Document segment -
···
The market’s next move

Wednesday, 4 April 2018
Melbourne, Australia
By Ryan Dinse

  • Why it’s good to be unpopular
  • The only thing that matters

Hi there,

Ryan Dinse here, filling in for Bernd Struben, who’s currently busy exploring the southern beaches of New South Wales.

And given the state of the markets at the moment, it’s probably as good a time as any to take a holiday.

For the bulls that is.

Market sentiment has turned from greed to fear. Volatility is up.

Headline writers have the thesaurus out and are looking for alternate words for ‘plummet’, ‘shatter’ and ‘bloodbath’.

Though usually they end up regurgitating the same old fear-inducing classics anyway…

‘Sea of red’ is my favourite…

When the fear factory is in full flow, the natural urge is to sell everything and head for the hills. But that’s usually a mistake…

You see moments like this — moments of seeming flux and confusion — are the ones that also provide the best investment opportunities.

For some…

While the fearful freeze, the prepared profit.

And I think I’ve got the ideal system for you to gauge what happens next.

More on that soon.

But first, to the ‘plummeting’ markets…

Markets

Overnight, the Dow Jones Industrial Average closed up 389.17 points, or 1.65%.

The S&P 500 gained 32.57 points, or 1.26%.

Yesterday in Europe, the Euro Stoxx 50 index closed down 14.57 points, for a 0.43% loss. Meanwhile, the FTSE 100 was down 0.37%, and Germany’s DAX index fell 0.78%.

In Asian markets, Japan’s Nikkei 225 index fell 96.29 points yesterday, or 0.45%. China’s CSI 300 was down 0.63%.

In Australia, the S&P/ASX 200 closed steady yesterday, down only 7.5 points, or 0.13%.

On the commodities market, West Texas Intermediate crude oil is US$63.61 per barrel. Brent crude is US$68.12 per barrel.

Gold is trading for US$1,336.30 per troy ounce. Silver is US$16.39 per troy ounce.

The Aussie dollar is worth 76.73 US cents.

Bitcoin is US$7,462

Why it’s good to be unpopular

Here at Port Phillip Publishing, we’re never short of an idea of what the next big opportunity is.

Whether it’s Jason Stevenson’s prediction that we’re about to see an almighty bull run on gold, Vern Gowdie’s warnings of a gigantic credit bubble, or perhaps more optimistically Phil Anderson’s theories on cycles that say we’ve got a few more good years in us yet.

Yes, there’s an opinion for all.

You might think that’s not very useful. After all, most institutions — and certainty ones I’ve worked for in the past — have a company line that must be toed.

Blessedly, that’s not the case here.

In my nine months here, I’ve already seen that the only things that matters are the quality of your research, the conviction of your idea and the strength of your argument.
···
Records of labeled boxes

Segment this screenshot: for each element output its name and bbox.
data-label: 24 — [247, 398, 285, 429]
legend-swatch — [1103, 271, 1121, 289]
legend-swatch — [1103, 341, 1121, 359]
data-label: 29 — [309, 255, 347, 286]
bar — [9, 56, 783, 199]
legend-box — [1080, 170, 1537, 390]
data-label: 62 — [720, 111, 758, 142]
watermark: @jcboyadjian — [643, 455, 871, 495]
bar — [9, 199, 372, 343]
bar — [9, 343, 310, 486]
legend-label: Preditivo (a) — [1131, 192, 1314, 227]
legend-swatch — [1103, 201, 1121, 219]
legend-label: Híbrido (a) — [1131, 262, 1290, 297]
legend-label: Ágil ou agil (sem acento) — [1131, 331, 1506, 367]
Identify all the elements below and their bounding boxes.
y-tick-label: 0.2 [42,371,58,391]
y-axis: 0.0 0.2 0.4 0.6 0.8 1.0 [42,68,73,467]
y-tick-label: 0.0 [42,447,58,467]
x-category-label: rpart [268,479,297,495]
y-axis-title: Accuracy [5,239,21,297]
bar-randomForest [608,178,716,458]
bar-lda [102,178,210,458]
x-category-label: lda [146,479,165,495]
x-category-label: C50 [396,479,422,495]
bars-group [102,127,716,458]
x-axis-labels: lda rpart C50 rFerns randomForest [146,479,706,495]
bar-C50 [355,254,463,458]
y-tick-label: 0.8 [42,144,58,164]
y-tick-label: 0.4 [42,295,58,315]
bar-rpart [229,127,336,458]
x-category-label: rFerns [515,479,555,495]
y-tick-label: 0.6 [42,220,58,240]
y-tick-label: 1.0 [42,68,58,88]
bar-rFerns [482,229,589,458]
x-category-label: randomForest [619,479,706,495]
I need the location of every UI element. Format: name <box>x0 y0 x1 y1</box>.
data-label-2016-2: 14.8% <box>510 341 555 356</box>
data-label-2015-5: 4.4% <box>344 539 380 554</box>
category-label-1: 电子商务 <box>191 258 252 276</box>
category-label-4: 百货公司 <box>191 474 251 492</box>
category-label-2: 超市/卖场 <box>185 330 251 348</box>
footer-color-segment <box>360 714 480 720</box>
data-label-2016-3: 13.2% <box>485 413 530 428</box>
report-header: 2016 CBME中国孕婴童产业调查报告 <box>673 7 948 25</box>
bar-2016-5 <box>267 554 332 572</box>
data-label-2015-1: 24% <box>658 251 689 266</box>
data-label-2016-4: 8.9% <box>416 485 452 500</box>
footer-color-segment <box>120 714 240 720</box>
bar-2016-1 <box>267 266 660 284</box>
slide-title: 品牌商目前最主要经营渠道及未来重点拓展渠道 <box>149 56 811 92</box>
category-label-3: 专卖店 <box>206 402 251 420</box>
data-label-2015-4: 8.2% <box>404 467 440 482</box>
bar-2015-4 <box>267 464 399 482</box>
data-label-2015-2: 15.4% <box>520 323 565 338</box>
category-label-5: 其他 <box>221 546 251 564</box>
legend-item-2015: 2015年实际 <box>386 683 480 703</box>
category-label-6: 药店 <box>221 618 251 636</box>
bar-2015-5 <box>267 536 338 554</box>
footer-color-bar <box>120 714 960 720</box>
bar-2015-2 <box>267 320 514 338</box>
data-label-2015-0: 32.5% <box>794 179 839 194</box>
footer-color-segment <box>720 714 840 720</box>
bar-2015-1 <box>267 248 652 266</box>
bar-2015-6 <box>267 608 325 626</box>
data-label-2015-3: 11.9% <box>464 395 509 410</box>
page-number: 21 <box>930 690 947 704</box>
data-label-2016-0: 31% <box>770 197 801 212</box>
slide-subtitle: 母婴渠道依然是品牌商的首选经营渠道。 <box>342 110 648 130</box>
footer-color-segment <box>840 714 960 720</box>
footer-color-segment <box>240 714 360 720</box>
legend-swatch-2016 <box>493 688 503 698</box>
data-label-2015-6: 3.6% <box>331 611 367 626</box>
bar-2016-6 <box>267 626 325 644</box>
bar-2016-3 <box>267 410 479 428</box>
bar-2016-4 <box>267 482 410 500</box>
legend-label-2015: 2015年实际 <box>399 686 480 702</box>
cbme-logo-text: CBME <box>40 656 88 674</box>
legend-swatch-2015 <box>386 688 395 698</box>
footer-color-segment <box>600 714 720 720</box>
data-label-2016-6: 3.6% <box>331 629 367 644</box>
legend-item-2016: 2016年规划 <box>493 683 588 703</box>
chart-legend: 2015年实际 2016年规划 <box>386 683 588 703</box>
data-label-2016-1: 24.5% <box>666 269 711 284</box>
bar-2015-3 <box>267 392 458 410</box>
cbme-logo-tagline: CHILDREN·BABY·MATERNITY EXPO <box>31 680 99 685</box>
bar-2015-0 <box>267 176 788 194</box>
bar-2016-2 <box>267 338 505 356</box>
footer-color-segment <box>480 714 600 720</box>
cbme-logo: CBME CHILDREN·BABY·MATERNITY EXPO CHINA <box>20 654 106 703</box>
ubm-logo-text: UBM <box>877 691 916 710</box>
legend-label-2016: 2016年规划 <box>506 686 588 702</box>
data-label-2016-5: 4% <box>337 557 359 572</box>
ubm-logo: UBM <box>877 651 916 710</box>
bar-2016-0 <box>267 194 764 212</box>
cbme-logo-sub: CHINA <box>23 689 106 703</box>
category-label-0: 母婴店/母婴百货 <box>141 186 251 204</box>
···
Instructions -
1 - Rename "holiday" to "vacation" and write out the market newsletter from "The market’s next" to "take a holiday." with that change.
2 - According to the market newsletter, what was the price of a barrel of Brent crude?
3 - Proceed with the market newsletter, picking up right after its final sentence.
The data has no connection to the market newsletter.

Answers to the problems -
1 -
The market’s next move

Wednesday, 4 April 2018
Melbourne, Australia
By Ryan Dinse

  • Why it’s good to be unpopular
  • The only thing that matters

Hi there,

Ryan Dinse here, filling in for Bernd Struben, who’s currently busy exploring the southern beaches of New South Wales.

And given the state of the markets at the moment, it’s probably as good a time as any to take a vacation.

2 - US$68.12 per barrel.

3 -
Ideas that you, as an independent investor, can then decide to act upon.

Or not.

After all, no one knows the future for sure.

History has taught us that the next big idea could come from anywhere.

But what marks us out from the mainstream is our focus on seeking out these big ideas first. Ideas that are off the radar of most other analysts.

That doesn’t mean anything goes. But it does mean anything is possible — as long as you can articulate why, and back it up with good research.

Here’s the unfortunate thing though…

You, dear reader, are more likely to sign up to an idea that is popular.

And usually that means part of the general public consciousness.

The dreaded ‘m’ word; mainstream.

I’ll give you a personal example…

When I launched my crypto trading service late last year, it went nuts.

If we launched today, while crypto is in a bit of a lull, it probably wouldn’t be half as popular.

But in a strange way, now is probably a better time to invest. Not that we knew that when we launched of course.

We didn’t know how long and far the bull run would go. Bitcoin might have went to $100,000 before it corrected…

Like I said, no one knows the future.

And to be clear, I’m a massive long-term believer in the fact cryptocurrencies are going to be a major part of the global economy.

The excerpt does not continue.